PROVIDED TEXT ▸
[Begin]

Why this should reassure license reviewers
The automated task is checking the PAS displayed website image for precisely the source text of "Creative commons license:" followed by "by-sa/4.0" or "by/2.0" in the hyperlink. It is then compared to the existing uploaded Commons image page to see if the licenses match or not, and adds a verified date and if needed the corrected template. As explained above, the pattern appears that only the two options of by-sa 4.0 or by 2.0 are in use at the time of running this housekeeping task. Though PAS may change the default license in the future, the verification date and edit history should give a sufficient credible audit trail to satisfy the curious.
Code snippet, where 'html' is the image web page from PAS and 'p' is the matching Commons ImagePage
	lic = html.split('Creative commons license: ')[1][:200].split('/licenses/')[1].split('/"')[0]
	llic = html.split('Creative commons license: ')[1].split('"')[1].split('"')[0]
	if lic in ['by-sa/4.0', 'by/2.0']:
		phtml = p.get()
		line = phtml.split("permission = ")[1].split('\n')[0]
		if lic == 'by-sa/4.0':
			if not re.search("\{cc-by-sa-4.0", phtml, flags=re.I) and re.search("c-by-sa-2.0", phtml):
				phtml = re.sub("c-by-sa-2.0", "c-by-sa-4.0", phtml)
				phtml = re.sub("(permission = ).*\n", r"\1" + "Attribution-ShareAlike License version 4.0 (verified " + date + ")\n", phtml)
				action = proj + "Update license cc-by-sa-2.0 to cc-by-sa-4.0 and verified date"
				pywikibot.setAction(action)
				print Fore.CYAN, count, Fore.GREEN + title, Fore.WHITE
				p.put(phtml)
		elif lic == 'by/2.0':
			if not re.search("2.0 verified", phtml) and re.search("\{cc-by-2.0", phtml, flags=re.I):
				phtml = re.sub("(permission = ).*\n", r"\1" + "Attribution License version 2.0 (verified " + date + ")\n", phtml)
				action = proj + "Add license cc-by-sa-2.0 verified date"
				pywikibot.setAction(action)
				print Fore.CYAN, count, Fore.GREEN + title, Fore.WHITE
				p.put(phtml)

JSON mapping

[edit]
Where a geolocation is included, about half of all images uploaded in this project, an automatic link uses the WikiMap tool showing related finds. Brooch (FindID 90253) is highlighted among a cluster of 396 photos.

[End]

Element and region listings ▸
[Begin]

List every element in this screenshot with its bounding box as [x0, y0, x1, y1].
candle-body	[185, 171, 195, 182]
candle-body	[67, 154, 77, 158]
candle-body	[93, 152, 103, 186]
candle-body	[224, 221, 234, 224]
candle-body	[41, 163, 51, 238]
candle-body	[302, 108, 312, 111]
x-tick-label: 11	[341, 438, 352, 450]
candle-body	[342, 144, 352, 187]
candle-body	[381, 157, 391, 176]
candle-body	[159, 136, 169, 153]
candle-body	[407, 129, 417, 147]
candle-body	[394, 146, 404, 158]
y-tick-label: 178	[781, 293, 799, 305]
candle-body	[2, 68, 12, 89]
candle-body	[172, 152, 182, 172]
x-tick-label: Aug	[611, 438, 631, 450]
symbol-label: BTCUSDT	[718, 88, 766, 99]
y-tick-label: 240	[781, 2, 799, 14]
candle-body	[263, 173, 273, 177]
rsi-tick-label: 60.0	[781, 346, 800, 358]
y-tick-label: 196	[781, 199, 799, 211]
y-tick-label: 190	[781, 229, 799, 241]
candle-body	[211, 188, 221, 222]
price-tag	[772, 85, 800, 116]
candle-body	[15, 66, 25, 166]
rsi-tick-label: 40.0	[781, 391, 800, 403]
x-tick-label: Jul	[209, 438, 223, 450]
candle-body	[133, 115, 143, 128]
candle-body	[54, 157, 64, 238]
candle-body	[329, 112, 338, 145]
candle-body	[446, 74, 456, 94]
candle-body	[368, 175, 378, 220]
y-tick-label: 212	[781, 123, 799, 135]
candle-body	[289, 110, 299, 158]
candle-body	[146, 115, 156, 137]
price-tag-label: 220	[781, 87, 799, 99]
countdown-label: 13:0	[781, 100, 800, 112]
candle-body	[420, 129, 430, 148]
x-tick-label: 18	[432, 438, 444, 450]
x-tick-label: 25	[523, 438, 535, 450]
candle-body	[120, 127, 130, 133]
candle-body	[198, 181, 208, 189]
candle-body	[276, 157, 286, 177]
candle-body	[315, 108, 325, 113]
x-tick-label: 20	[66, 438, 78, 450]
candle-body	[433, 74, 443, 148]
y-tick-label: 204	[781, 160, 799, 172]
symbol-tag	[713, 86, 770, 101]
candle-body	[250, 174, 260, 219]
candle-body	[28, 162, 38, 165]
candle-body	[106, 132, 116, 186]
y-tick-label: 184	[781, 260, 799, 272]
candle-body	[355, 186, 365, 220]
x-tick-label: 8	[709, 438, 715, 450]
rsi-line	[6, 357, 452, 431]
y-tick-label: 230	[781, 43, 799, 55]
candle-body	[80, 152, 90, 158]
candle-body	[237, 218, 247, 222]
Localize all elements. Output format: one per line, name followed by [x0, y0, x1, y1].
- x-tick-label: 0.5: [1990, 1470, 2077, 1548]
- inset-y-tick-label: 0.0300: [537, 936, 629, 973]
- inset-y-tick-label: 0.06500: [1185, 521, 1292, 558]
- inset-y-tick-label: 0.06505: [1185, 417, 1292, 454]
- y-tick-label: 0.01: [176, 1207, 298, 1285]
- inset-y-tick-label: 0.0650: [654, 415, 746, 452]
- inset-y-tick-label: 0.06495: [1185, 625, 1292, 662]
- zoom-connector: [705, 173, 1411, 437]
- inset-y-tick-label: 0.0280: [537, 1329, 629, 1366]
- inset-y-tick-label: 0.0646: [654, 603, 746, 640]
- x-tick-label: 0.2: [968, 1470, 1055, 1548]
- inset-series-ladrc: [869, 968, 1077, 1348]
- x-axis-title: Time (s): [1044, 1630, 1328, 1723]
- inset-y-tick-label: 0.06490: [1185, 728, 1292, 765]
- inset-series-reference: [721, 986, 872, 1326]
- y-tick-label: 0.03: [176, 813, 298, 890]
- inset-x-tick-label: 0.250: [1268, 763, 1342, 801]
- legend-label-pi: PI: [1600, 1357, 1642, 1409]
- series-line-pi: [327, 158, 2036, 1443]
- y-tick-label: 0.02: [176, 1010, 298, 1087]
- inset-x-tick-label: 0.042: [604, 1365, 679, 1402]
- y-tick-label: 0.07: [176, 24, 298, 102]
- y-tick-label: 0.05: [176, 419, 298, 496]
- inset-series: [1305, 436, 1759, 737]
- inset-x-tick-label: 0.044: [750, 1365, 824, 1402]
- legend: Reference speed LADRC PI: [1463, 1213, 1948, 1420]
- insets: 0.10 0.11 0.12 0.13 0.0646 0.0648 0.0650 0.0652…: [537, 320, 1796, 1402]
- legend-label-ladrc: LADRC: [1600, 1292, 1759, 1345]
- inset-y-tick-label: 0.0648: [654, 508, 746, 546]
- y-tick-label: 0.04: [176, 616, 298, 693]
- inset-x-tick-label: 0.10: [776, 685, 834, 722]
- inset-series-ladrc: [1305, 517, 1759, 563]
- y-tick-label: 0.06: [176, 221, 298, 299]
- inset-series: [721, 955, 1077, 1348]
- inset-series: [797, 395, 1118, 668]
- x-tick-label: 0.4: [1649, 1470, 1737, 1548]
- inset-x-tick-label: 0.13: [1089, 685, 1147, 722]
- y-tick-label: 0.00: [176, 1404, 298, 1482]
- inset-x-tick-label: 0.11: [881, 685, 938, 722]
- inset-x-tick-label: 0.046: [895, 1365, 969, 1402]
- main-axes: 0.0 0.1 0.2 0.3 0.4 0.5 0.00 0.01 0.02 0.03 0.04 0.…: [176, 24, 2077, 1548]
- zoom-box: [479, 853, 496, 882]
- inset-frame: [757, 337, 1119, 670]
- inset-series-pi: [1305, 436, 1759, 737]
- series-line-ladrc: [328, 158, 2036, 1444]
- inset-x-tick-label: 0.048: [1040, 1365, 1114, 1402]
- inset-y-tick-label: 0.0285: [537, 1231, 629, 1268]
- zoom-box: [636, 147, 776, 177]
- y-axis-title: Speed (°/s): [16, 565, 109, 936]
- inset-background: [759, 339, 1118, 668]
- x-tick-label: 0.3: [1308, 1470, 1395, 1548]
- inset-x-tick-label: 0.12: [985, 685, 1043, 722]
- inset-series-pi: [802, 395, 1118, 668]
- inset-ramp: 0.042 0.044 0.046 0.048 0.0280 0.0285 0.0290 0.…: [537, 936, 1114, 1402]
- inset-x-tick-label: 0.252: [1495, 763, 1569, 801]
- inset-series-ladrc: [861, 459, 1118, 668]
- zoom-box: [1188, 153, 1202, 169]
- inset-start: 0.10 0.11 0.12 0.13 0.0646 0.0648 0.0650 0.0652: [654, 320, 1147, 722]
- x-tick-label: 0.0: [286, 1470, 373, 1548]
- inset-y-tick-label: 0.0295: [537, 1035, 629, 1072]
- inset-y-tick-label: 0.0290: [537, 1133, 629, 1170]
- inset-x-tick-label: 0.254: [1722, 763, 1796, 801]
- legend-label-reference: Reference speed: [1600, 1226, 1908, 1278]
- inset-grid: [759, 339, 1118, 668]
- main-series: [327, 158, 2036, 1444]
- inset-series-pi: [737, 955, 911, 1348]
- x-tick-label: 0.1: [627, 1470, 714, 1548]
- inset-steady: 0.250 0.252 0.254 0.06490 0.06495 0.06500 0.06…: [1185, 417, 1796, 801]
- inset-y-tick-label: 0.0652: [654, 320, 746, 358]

[End]

LIST OF TASKS ▸
**A.** Put everything in the rows from the start down to the line containing "163, 51, 238]" into a numbered list, including both ends and omitting blank lines.
**B.** Continue the text on the automated license check for uploaded images from where it stops.
The text and the rows were drawn from separate sources.

ANSWERS ▸
**A.**
1. List every element in this screenshot with its bounding box as [x0, y0, x1, y1].
2. candle-body	[185, 171, 195, 182]
3. candle-body	[67, 154, 77, 158]
4. candle-body	[93, 152, 103, 186]
5. candle-body	[224, 221, 234, 224]
6. candle-body	[41, 163, 51, 238]

**B.**
This table shows how PAS JSON metadata is mapped to parameters in the standard Commons template {{Photograph}} and {{Object location}} when relevant.

results (i.e. image gallery)
 - broadperiod → date (default)
 - title       → title
 - findID      → accession number AND (filename = <title> + (FindID <findID>))
 # post-2018 'findIdentifier' is used
 - county      → depicted place
 - old_findID  → accession number
 - filename    → accession number
 - institution → [[Category:Portable Antiquities Scheme, <institution>]]
image
 - id          → imageID (1)
 - filename    → accession number
 - label       → description (default)
 - imagerights → author
 - mimetype    → (internal type checks)
 - fullname    → author
 - license     → permission
record
 - description → description
 - daterange   → date
 - numdate1    → date
 - numdate2    → date
 - centreLat   → object location - lat
 - centreLon   → object location - lon

1. imageID used only where titles are non-unique for multiple photographs of the artefact.

Where field may be 'null', there is a fall back to default values. If 'daterange' exists this overrides 'numdate's. Where numdate2 does not exist or equals numdate1, the date falls back to numdate1 on the presumption that the specific year is identified. If centreLat does not exist then {{Object location}} is skipped; note that for some finds the location is suppressed from public view on the PAS database and so will not be used on Commons.

Galleries for multiple views

[edit]
Taunton civil war hoard, c.1645

As of 2020, gallery creation needs to be updated to match JSON changes at finds.org.uk, so is not currently working. The revised process of navigating from a list of artefacts to images does provide a list of associated images, so this list as pure text is added to the other_versions parameter to make later housekeeping easier. Example File:2018T930 (FindID 1014607-1120516).jpg

Where there are multiple images for an artefact, a housekeeping process is adding galleries to each file so that reusers can find and navigate between views of the artefact. This process is deliberately lagging the batch upload process and may be many days later than the original upload.

An example is File:Socketed gouge (profile) (FindID 661462).jpg which has two other views, "convex face" and "concave face", added as the following gallery:

In the case of File:Taunton civil war hoard (FindID 643649).jpg, there are photographs of each coin in the hoard shown in the gallery, making it easy to surf through the collection.

You can find other multiple view galleries with this search.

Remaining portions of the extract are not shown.